• EXERCISE DIRECTIONS
All the data should be repeated exactly. Any image in it is left out.

• DATASET EXTRACT
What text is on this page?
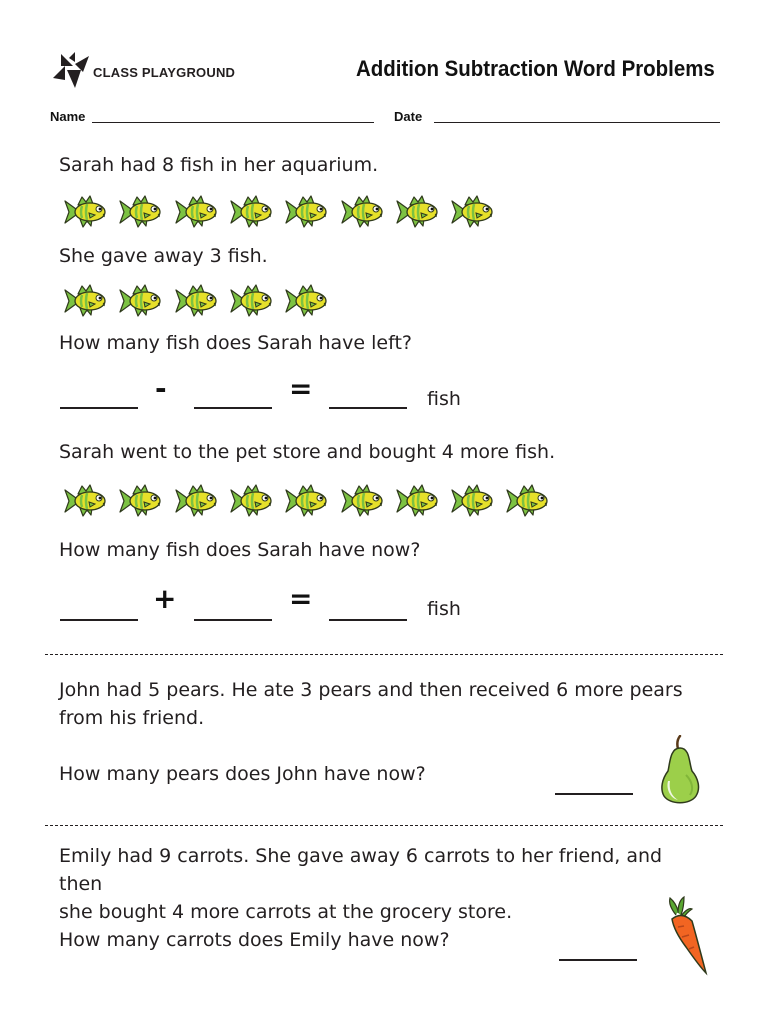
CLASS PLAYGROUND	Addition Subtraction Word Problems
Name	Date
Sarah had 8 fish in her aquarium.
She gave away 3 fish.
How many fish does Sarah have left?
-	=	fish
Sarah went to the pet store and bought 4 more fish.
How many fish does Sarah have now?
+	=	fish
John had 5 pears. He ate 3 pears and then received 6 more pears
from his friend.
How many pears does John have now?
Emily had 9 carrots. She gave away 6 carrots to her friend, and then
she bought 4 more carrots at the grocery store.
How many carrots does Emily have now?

• EXERCISE SOLUTION
What text is on this page?
CLASS PLAYGROUND	Addition Subtraction Word Problems
Name	Date
Sarah had 8 fish in her aquarium.
She gave away 3 fish.
How many fish does Sarah have left?
-	=	fish
Sarah went to the pet store and bought 4 more fish.
How many fish does Sarah have now?
+	=	fish
John had 5 pears. He ate 3 pears and then received 6 more pears
from his friend.
How many pears does John have now?
Emily had 9 carrots. She gave away 6 carrots to her friend, and then
she bought 4 more carrots at the grocery store.
How many carrots does Emily have now?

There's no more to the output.